Records from a collection:
····················
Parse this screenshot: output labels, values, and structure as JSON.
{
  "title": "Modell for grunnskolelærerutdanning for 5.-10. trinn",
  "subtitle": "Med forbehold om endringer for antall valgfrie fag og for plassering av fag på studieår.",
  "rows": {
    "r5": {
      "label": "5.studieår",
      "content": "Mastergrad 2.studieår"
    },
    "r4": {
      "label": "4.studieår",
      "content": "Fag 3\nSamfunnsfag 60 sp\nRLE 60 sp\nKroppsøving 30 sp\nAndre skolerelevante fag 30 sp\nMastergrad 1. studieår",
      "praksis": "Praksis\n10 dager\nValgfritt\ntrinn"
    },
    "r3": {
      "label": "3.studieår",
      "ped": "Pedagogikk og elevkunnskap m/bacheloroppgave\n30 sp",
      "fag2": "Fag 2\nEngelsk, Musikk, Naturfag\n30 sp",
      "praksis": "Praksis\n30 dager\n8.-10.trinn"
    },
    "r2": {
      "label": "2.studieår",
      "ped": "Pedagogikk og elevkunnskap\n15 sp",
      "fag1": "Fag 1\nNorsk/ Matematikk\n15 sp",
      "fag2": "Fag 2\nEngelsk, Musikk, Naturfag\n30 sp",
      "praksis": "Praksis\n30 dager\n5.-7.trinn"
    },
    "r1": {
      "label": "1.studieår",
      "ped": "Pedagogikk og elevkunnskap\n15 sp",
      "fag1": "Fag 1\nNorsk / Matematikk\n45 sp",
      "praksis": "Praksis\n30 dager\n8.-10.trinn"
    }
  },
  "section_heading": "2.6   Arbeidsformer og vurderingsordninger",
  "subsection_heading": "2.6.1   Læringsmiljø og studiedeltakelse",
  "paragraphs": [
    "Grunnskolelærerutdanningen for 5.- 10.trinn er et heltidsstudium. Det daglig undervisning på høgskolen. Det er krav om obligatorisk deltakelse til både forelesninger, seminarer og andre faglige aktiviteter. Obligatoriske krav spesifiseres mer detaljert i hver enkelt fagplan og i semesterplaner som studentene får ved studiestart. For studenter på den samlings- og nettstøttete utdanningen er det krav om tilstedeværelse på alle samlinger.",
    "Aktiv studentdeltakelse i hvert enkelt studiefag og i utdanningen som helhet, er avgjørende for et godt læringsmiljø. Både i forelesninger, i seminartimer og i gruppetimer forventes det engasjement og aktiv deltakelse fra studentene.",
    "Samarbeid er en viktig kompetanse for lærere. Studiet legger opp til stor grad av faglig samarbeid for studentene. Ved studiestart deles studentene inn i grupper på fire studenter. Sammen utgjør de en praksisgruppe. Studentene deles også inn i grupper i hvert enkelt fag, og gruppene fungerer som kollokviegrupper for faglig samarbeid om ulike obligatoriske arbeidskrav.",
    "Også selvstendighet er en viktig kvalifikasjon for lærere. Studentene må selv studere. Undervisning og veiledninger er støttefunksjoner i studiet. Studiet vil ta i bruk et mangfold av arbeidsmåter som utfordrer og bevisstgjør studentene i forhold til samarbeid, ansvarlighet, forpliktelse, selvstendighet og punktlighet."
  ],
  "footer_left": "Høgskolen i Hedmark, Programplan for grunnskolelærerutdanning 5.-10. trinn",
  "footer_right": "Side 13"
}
····················
Return each entry from the material above exactly as it appears.

Finished exercise:
Parse this screenshot: output labels, values, and structure as JSON.
{
  "title": "Modell for grunnskolelærerutdanning for 5.-10. trinn",
  "subtitle": "Med forbehold om endringer for antall valgfrie fag og for plassering av fag på studieår.",
  "rows": {
    "r5": {
      "label": "5.studieår",
      "content": "Mastergrad 2.studieår"
    },
    "r4": {
      "label": "4.studieår",
      "content": "Fag 3\nSamfunnsfag 60 sp\nRLE 60 sp\nKroppsøving 30 sp\nAndre skolerelevante fag 30 sp\nMastergrad 1. studieår",
      "praksis": "Praksis\n10 dager\nValgfritt\ntrinn"
    },
    "r3": {
      "label": "3.studieår",
      "ped": "Pedagogikk og elevkunnskap m/bacheloroppgave\n30 sp",
      "fag2": "Fag 2\nEngelsk, Musikk, Naturfag\n30 sp",
      "praksis": "Praksis\n30 dager\n8.-10.trinn"
    },
    "r2": {
      "label": "2.studieår",
      "ped": "Pedagogikk og elevkunnskap\n15 sp",
      "fag1": "Fag 1\nNorsk/ Matematikk\n15 sp",
      "fag2": "Fag 2\nEngelsk, Musikk, Naturfag\n30 sp",
      "praksis": "Praksis\n30 dager\n5.-7.trinn"
    },
    "r1": {
      "label": "1.studieår",
      "ped": "Pedagogikk og elevkunnskap\n15 sp",
      "fag1": "Fag 1\nNorsk / Matematikk\n45 sp",
      "praksis": "Praksis\n30 dager\n8.-10.trinn"
    }
  },
  "section_heading": "2.6   Arbeidsformer og vurderingsordninger",
  "subsection_heading": "2.6.1   Læringsmiljø og studiedeltakelse",
  "paragraphs": [
    "Grunnskolelærerutdanningen for 5.- 10.trinn er et heltidsstudium. Det daglig undervisning på høgskolen. Det er krav om obligatorisk deltakelse til både forelesninger, seminarer og andre faglige aktiviteter. Obligatoriske krav spesifiseres mer detaljert i hver enkelt fagplan og i semesterplaner som studentene får ved studiestart. For studenter på den samlings- og nettstøttete utdanningen er det krav om tilstedeværelse på alle samlinger.",
    "Aktiv studentdeltakelse i hvert enkelt studiefag og i utdanningen som helhet, er avgjørende for et godt læringsmiljø. Både i forelesninger, i seminartimer og i gruppetimer forventes det engasjement og aktiv deltakelse fra studentene.",
    "Samarbeid er en viktig kompetanse for lærere. Studiet legger opp til stor grad av faglig samarbeid for studentene. Ved studiestart deles studentene inn i grupper på fire studenter. Sammen utgjør de en praksisgruppe. Studentene deles også inn i grupper i hvert enkelt fag, og gruppene fungerer som kollokviegrupper for faglig samarbeid om ulike obligatoriske arbeidskrav.",
    "Også selvstendighet er en viktig kvalifikasjon for lærere. Studentene må selv studere. Undervisning og veiledninger er støttefunksjoner i studiet. Studiet vil ta i bruk et mangfold av arbeidsmåter som utfordrer og bevisstgjør studentene i forhold til samarbeid, ansvarlighet, forpliktelse, selvstendighet og punktlighet."
  ],
  "footer_left": "Høgskolen i Hedmark, Programplan for grunnskolelærerutdanning 5.-10. trinn",
  "footer_right": "Side 13"
}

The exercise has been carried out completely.